- _What is asked_:
Identify each line in the data below that contains the string "close", and copy those lines in full.
======== Records shown ========
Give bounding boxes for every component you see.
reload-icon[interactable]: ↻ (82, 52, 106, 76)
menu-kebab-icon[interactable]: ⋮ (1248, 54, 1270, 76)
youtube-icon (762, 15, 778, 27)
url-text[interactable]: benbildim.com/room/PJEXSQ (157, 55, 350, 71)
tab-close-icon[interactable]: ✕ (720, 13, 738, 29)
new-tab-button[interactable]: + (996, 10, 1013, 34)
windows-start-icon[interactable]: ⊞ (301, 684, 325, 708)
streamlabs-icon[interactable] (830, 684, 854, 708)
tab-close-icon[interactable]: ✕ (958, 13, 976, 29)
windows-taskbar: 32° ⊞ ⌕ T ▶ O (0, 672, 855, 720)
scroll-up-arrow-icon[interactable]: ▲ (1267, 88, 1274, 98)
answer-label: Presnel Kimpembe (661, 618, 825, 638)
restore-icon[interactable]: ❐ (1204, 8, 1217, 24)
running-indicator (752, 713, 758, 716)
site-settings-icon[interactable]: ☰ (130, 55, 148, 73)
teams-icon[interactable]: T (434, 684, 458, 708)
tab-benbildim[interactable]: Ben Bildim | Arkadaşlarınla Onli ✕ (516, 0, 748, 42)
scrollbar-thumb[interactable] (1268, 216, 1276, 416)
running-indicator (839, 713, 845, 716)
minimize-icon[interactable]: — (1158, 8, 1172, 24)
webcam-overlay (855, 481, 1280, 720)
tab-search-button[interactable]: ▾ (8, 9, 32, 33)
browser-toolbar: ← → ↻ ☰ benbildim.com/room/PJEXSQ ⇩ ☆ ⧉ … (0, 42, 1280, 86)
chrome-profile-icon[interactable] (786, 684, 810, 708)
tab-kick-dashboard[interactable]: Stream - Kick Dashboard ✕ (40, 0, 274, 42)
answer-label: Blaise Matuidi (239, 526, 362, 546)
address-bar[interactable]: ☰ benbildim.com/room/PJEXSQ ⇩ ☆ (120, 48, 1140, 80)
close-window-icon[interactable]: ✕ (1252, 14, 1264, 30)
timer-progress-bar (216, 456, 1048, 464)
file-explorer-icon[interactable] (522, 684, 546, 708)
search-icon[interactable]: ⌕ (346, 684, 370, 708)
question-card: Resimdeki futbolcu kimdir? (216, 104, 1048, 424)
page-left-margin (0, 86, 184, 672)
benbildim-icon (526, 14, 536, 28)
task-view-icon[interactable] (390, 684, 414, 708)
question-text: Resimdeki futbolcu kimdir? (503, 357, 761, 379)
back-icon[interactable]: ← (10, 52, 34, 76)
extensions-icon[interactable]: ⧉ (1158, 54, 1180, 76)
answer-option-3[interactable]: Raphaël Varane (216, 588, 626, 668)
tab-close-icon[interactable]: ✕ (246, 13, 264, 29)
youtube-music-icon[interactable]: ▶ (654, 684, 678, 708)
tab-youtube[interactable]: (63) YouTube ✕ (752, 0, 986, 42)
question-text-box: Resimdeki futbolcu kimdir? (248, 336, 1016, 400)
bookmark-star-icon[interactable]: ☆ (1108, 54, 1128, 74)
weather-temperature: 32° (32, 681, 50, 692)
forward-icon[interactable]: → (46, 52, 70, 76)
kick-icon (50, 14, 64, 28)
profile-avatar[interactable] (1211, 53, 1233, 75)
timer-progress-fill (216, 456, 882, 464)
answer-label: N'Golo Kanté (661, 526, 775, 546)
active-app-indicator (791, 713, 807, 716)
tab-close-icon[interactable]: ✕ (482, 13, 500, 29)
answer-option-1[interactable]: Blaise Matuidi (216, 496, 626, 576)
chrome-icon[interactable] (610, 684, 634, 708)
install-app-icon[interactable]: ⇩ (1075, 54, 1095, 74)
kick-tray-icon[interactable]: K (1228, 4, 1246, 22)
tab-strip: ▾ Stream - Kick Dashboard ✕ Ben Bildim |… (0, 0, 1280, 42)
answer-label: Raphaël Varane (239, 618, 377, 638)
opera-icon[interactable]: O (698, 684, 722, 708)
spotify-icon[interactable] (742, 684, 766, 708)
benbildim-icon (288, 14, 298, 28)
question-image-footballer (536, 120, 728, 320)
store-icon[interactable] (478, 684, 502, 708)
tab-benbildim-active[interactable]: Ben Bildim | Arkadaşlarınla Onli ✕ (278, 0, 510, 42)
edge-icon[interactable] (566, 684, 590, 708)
========
- _Exercise solution_:
tab-close-icon[interactable]: ✕ (720, 13, 738, 29)
tab-close-icon[interactable]: ✕ (958, 13, 976, 29)
close-window-icon[interactable]: ✕ (1252, 14, 1264, 30)
tab-close-icon[interactable]: ✕ (246, 13, 264, 29)
tab-close-icon[interactable]: ✕ (482, 13, 500, 29)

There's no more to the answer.